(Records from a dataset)
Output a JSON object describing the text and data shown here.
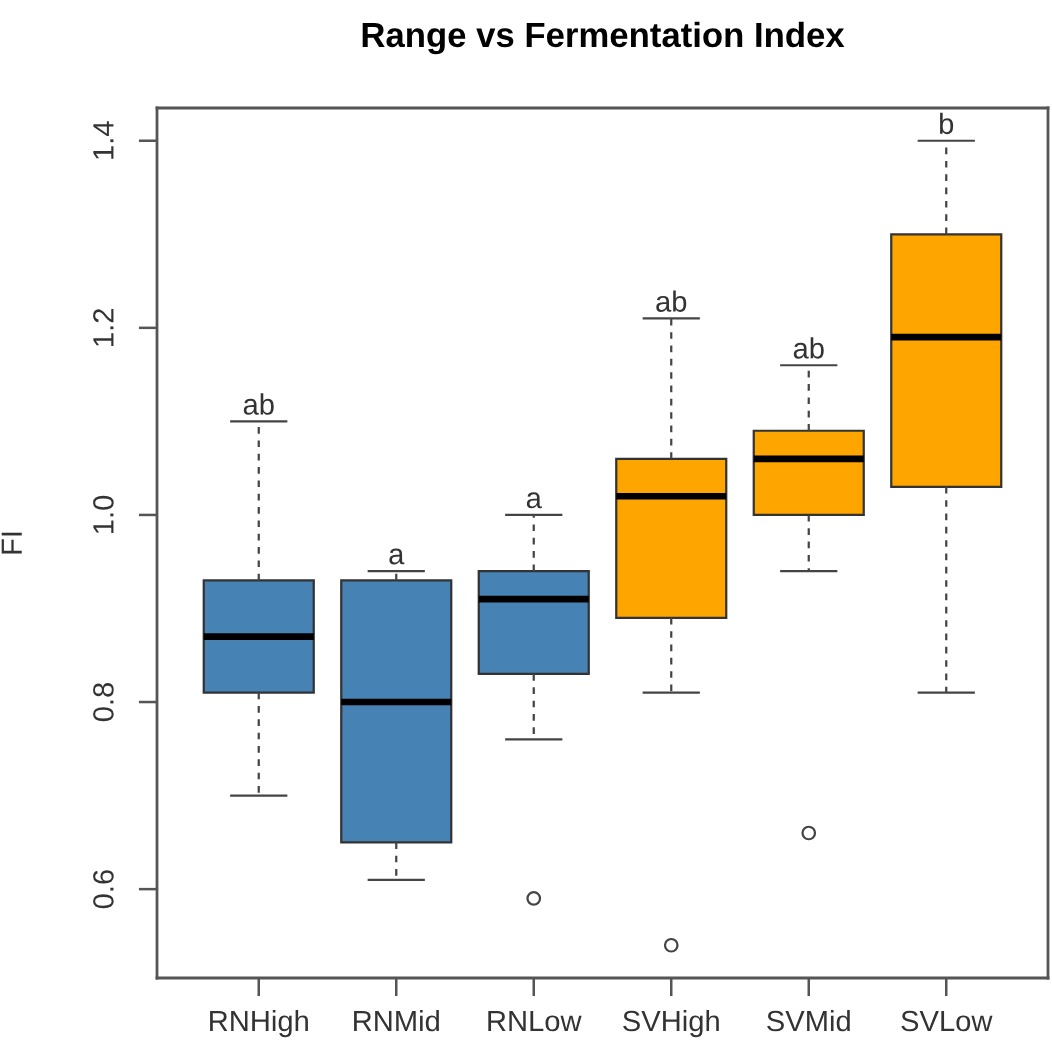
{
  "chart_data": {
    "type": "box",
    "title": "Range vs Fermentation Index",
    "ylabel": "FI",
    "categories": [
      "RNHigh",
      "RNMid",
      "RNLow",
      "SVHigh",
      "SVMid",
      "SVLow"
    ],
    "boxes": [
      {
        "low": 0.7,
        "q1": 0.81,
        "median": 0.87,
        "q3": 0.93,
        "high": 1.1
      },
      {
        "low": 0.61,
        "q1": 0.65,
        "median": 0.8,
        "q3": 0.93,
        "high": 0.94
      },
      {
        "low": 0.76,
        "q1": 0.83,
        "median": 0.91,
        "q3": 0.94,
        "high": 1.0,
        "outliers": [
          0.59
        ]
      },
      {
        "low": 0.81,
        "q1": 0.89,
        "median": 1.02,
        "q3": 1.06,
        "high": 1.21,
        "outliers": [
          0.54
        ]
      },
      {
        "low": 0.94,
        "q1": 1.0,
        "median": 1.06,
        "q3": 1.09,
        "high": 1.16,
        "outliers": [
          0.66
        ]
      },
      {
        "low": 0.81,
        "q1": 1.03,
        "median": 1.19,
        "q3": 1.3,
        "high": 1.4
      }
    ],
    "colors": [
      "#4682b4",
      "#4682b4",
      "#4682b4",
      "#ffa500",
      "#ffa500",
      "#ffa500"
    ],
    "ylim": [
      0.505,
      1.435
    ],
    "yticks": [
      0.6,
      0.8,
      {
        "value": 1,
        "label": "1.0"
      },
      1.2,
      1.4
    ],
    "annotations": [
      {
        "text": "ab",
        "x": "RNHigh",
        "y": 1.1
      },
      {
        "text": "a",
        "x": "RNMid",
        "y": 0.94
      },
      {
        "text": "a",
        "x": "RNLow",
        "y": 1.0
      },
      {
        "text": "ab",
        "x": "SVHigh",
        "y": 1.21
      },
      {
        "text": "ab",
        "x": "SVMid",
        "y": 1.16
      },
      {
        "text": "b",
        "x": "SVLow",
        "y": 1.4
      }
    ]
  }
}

* * *

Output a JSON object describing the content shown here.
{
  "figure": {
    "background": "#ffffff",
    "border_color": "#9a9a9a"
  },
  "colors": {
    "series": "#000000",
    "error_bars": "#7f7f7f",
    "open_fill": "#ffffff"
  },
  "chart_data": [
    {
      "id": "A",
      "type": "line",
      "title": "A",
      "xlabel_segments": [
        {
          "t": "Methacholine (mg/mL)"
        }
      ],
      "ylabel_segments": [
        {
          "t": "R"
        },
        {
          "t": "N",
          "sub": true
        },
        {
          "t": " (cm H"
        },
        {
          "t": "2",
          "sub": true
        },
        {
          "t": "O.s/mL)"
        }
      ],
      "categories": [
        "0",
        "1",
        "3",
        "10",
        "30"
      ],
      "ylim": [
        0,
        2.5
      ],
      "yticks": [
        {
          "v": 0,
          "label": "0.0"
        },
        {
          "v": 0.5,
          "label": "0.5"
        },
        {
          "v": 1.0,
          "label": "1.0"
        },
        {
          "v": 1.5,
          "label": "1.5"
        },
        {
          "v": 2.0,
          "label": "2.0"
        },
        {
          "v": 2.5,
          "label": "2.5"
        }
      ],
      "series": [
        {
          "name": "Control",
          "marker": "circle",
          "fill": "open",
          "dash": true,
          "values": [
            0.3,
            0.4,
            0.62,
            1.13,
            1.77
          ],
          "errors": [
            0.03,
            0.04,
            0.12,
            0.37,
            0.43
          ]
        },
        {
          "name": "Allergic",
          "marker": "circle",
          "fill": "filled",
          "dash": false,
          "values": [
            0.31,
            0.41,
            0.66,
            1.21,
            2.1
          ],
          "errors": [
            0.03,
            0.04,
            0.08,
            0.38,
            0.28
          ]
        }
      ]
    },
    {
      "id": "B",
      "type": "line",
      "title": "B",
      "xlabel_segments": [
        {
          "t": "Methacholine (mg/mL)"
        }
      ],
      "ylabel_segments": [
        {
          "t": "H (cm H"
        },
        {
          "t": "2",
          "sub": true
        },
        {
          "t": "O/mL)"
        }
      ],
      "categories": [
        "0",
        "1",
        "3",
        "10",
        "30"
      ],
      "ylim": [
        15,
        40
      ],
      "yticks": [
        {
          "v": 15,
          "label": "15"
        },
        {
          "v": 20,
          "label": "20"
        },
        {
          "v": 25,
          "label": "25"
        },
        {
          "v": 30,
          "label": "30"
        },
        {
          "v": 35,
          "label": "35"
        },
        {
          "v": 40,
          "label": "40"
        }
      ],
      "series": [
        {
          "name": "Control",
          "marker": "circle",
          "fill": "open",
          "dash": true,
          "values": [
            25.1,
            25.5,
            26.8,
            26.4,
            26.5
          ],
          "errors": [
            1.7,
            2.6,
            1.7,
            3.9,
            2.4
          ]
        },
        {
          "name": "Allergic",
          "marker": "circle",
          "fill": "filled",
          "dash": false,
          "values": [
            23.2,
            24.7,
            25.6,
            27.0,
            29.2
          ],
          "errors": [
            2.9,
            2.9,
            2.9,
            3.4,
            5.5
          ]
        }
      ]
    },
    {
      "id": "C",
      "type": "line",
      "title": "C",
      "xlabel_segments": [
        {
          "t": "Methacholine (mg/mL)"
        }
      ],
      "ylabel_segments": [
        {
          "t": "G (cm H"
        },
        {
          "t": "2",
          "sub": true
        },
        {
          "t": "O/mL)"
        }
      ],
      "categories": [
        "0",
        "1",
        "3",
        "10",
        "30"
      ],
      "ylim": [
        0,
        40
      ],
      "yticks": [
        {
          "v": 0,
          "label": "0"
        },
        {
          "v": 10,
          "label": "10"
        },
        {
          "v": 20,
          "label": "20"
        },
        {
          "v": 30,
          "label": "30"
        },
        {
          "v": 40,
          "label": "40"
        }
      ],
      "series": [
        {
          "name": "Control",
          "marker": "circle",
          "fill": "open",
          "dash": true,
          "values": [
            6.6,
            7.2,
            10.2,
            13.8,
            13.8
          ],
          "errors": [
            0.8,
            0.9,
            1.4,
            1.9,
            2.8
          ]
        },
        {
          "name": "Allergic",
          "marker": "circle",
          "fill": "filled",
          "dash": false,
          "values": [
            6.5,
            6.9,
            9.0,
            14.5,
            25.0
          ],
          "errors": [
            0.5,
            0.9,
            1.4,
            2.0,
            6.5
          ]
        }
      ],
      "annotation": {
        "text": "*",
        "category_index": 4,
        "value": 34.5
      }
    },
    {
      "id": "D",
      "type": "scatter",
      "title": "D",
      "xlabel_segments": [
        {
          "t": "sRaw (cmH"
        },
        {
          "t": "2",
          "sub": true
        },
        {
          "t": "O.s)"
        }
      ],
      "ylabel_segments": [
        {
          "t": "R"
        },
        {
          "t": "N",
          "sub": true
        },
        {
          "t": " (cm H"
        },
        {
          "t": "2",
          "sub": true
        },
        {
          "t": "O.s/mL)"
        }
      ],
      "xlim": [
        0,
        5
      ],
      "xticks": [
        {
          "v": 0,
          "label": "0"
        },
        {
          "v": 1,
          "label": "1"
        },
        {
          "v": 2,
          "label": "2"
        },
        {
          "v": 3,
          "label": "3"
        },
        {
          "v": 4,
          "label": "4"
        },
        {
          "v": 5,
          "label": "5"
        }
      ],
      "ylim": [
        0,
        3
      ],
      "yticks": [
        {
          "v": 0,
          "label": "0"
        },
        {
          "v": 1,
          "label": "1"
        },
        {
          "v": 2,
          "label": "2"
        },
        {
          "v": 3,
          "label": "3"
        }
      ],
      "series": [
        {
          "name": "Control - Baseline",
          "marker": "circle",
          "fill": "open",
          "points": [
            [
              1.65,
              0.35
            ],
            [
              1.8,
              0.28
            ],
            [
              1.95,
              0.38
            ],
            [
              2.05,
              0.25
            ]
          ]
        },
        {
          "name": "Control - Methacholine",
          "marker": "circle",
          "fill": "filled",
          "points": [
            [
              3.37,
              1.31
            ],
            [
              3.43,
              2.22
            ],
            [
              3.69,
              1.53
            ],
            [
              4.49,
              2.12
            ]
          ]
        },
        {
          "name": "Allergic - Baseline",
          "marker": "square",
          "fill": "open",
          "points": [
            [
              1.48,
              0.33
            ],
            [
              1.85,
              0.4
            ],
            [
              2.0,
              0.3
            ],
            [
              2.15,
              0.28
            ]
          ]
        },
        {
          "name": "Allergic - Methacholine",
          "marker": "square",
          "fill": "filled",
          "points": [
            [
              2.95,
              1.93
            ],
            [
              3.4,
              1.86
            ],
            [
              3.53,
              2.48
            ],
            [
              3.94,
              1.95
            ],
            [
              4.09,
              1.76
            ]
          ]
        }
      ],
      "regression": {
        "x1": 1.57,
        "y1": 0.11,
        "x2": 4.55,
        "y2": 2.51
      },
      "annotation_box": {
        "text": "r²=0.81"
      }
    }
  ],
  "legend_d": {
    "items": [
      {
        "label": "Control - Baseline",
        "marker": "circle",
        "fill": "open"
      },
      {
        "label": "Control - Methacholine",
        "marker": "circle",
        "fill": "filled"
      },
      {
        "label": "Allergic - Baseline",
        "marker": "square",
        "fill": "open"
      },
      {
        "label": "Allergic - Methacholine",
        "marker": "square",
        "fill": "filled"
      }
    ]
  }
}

---

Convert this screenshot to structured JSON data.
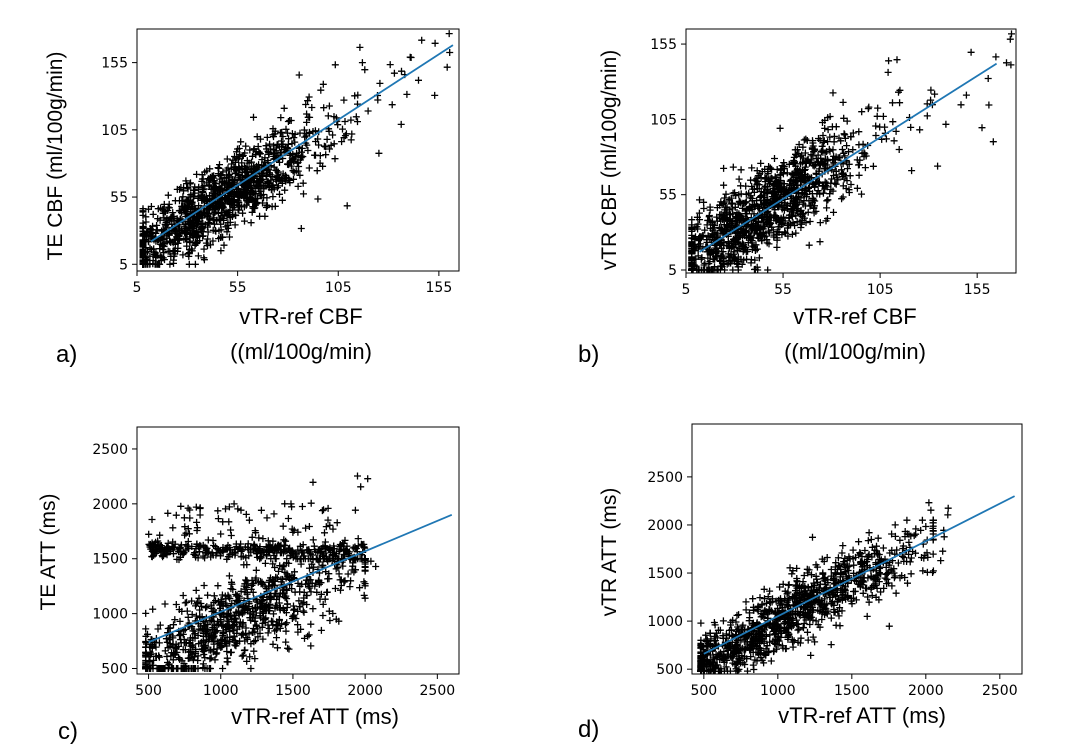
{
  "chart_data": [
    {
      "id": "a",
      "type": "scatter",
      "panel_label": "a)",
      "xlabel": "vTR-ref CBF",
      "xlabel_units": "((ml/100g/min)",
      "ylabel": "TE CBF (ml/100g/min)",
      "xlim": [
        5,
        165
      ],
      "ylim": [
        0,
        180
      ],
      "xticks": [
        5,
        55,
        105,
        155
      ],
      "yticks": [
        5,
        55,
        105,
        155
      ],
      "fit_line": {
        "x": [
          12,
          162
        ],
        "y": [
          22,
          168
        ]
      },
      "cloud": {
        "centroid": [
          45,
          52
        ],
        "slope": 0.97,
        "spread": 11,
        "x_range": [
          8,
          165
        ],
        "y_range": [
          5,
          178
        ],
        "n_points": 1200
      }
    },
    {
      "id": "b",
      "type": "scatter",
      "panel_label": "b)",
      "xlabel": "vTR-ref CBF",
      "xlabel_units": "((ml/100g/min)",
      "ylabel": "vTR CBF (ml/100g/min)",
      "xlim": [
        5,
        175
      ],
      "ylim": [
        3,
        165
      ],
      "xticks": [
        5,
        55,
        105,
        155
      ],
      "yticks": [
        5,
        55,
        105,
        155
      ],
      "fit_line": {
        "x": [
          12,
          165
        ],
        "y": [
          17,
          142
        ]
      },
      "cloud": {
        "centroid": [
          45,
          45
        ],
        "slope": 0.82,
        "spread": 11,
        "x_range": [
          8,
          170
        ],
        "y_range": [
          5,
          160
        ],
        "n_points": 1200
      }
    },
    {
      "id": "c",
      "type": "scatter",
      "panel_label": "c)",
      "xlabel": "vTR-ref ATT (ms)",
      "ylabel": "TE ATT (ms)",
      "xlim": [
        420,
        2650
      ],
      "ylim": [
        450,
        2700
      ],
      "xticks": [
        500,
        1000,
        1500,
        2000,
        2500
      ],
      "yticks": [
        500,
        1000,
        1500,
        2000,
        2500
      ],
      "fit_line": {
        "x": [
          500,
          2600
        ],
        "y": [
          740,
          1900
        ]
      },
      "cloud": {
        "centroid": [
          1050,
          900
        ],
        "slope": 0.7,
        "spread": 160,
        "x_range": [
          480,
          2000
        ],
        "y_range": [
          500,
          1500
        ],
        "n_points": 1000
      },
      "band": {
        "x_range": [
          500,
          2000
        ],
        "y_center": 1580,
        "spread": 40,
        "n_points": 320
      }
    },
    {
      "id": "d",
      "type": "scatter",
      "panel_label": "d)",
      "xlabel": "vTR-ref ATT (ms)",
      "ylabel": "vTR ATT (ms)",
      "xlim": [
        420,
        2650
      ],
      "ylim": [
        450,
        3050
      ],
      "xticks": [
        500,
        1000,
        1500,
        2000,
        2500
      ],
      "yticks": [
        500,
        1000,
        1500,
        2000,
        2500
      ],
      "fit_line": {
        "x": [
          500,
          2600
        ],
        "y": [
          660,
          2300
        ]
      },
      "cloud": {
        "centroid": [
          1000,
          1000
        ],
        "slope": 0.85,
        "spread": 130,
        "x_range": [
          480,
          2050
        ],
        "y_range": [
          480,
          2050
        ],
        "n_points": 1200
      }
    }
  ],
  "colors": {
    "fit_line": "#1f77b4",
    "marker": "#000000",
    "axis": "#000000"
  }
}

◆ Required work: Show all lines above holding "title".

◆ Final result:
    "title": "Range vs Fermentation Index",
      "title": "A",
      "title": "B",
      "title": "C",
      "title": "D",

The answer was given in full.